§ **Task instructions**
Reproduce the entries in full, with no changes.
▬▬▬▬▬▬
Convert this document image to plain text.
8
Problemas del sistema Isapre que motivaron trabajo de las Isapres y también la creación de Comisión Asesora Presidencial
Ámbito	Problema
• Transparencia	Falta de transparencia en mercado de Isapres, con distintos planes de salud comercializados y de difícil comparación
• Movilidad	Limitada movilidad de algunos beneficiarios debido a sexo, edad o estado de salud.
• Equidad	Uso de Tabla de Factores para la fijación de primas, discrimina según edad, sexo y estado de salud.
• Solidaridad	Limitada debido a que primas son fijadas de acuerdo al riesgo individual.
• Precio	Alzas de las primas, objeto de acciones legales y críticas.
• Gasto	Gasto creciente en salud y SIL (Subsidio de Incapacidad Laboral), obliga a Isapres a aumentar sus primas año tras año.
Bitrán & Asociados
▬▬▬▬▬▬
§ **Expected output**
Convert this document image to plain text.
8
Problemas del sistema Isapre que motivaron trabajo de las Isapres y también la creación de Comisión Asesora Presidencial
Ámbito	Problema
• Transparencia	Falta de transparencia en mercado de Isapres, con distintos planes de salud comercializados y de difícil comparación
• Movilidad	Limitada movilidad de algunos beneficiarios debido a sexo, edad o estado de salud.
• Equidad	Uso de Tabla de Factores para la fijación de primas, discrimina según edad, sexo y estado de salud.
• Solidaridad	Limitada debido a que primas son fijadas de acuerdo al riesgo individual.
• Precio	Alzas de las primas, objeto de acciones legales y críticas.
• Gasto	Gasto creciente en salud y SIL (Subsidio de Incapacidad Laboral), obliga a Isapres a aumentar sus primas año tras año.
Bitrán & Asociados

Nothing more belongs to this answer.